▶ The request
Find the lines of data that contain the string "this", then list them.

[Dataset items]
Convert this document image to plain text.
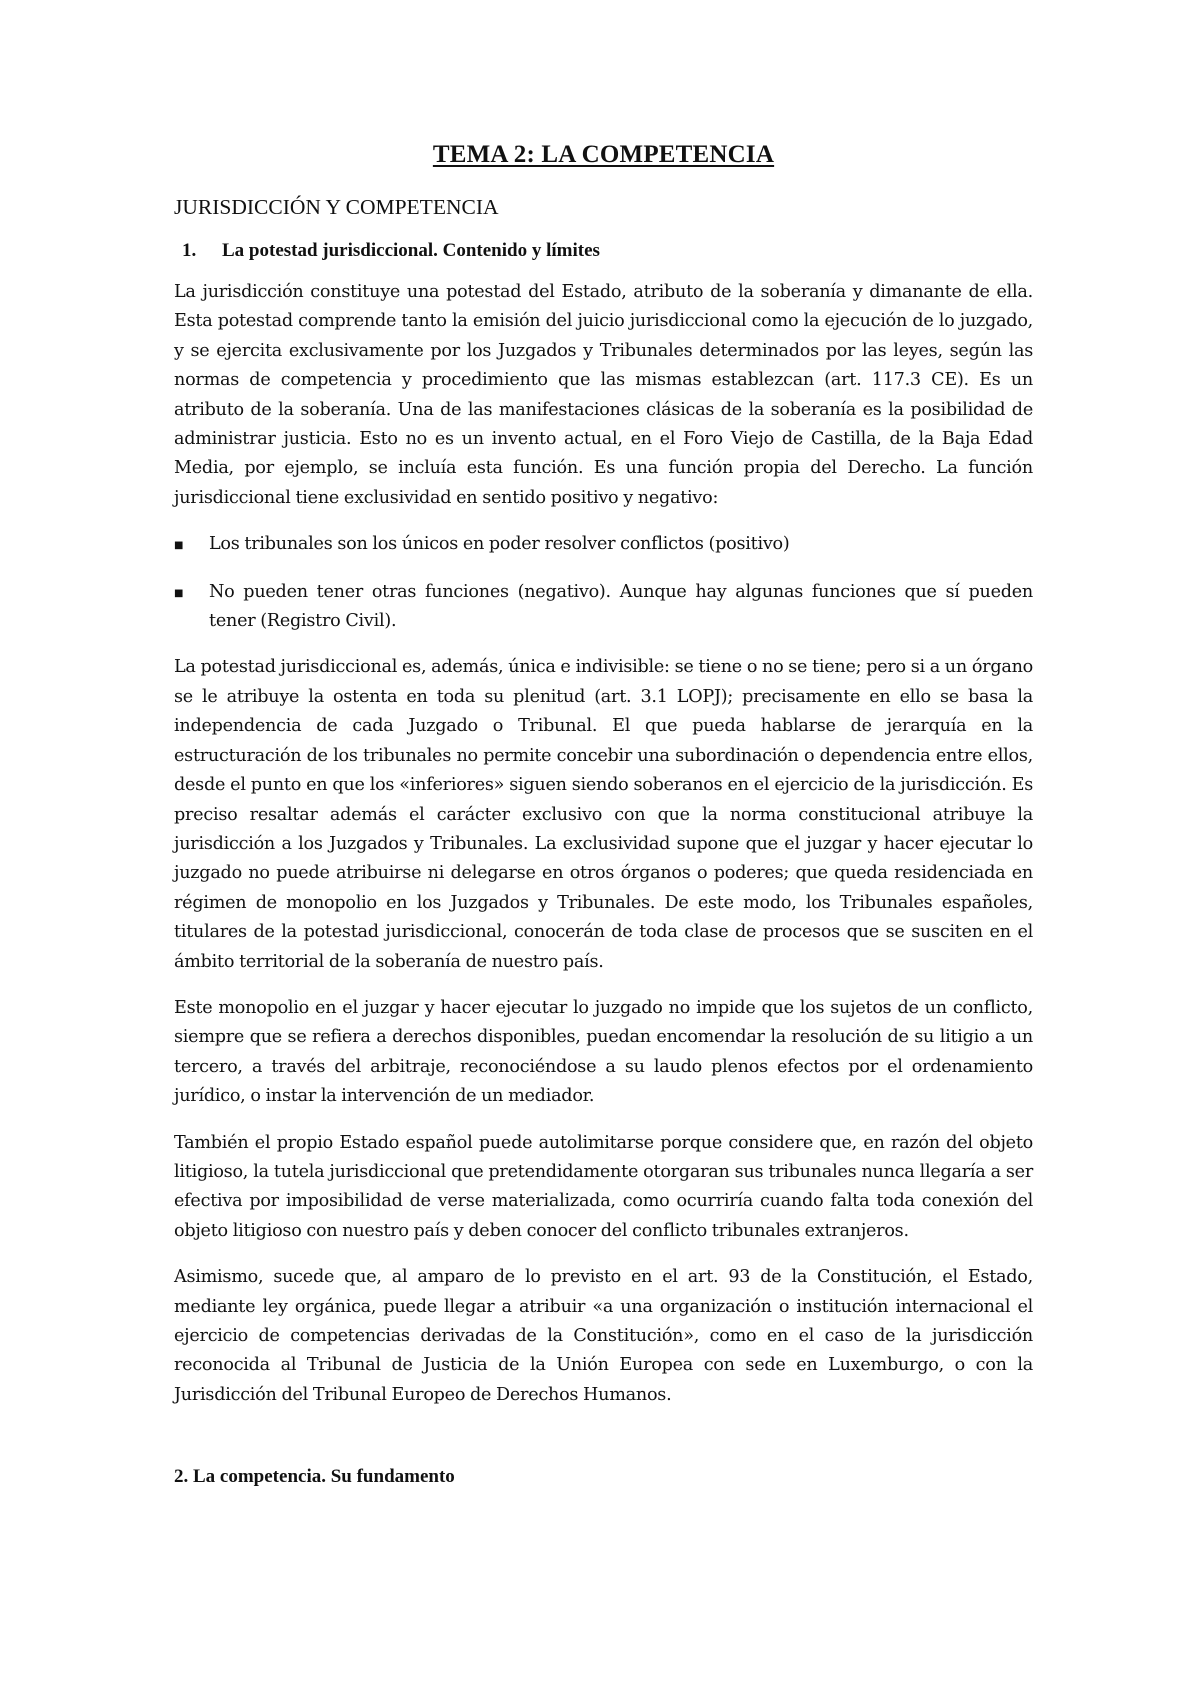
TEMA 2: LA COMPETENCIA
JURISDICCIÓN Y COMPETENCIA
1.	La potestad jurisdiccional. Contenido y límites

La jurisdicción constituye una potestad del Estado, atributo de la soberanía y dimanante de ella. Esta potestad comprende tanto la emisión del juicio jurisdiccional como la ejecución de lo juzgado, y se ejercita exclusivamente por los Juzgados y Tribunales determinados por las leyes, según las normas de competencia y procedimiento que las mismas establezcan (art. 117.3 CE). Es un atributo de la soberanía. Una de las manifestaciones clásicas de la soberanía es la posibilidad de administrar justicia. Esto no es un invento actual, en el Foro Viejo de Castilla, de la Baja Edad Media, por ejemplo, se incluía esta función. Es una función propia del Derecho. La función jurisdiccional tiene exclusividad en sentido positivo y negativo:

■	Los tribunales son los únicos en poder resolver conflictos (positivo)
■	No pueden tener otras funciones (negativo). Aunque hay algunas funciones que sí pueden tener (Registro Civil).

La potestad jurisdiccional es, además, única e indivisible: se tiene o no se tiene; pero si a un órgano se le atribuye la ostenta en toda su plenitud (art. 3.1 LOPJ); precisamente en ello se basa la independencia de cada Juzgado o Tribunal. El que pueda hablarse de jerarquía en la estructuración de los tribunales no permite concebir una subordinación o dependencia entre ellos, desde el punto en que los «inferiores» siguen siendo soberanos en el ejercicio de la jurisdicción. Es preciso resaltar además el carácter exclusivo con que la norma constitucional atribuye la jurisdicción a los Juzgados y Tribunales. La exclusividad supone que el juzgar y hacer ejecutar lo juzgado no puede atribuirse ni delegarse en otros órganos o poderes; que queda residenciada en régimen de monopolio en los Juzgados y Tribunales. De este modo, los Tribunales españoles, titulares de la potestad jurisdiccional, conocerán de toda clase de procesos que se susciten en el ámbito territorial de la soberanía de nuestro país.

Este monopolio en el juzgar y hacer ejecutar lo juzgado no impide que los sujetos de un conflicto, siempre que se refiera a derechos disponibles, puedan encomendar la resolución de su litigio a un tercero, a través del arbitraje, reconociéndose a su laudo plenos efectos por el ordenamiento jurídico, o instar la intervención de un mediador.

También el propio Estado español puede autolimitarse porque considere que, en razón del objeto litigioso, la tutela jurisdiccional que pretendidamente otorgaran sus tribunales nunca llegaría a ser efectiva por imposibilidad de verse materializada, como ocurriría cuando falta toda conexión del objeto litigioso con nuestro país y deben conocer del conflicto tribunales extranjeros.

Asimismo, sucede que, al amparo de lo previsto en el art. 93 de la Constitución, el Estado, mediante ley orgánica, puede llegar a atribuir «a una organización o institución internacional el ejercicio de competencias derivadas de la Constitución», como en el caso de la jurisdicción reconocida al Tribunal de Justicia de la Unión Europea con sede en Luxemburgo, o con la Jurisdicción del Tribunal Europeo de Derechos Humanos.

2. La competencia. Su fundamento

--

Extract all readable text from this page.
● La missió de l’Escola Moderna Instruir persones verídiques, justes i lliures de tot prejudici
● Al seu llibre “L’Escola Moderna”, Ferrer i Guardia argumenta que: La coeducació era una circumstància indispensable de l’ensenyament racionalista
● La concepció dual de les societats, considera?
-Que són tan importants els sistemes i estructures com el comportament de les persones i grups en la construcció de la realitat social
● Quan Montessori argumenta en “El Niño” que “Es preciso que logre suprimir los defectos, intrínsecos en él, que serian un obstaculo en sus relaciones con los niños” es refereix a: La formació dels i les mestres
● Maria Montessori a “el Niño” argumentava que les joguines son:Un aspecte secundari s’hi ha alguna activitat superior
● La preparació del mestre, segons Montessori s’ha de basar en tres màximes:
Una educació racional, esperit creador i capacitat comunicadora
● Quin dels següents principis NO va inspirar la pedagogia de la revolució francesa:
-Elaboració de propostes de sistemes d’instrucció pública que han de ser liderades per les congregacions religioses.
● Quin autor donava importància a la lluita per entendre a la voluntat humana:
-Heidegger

▶ Task answer
Convert this document image to plain text.
Extract all readable text from this page.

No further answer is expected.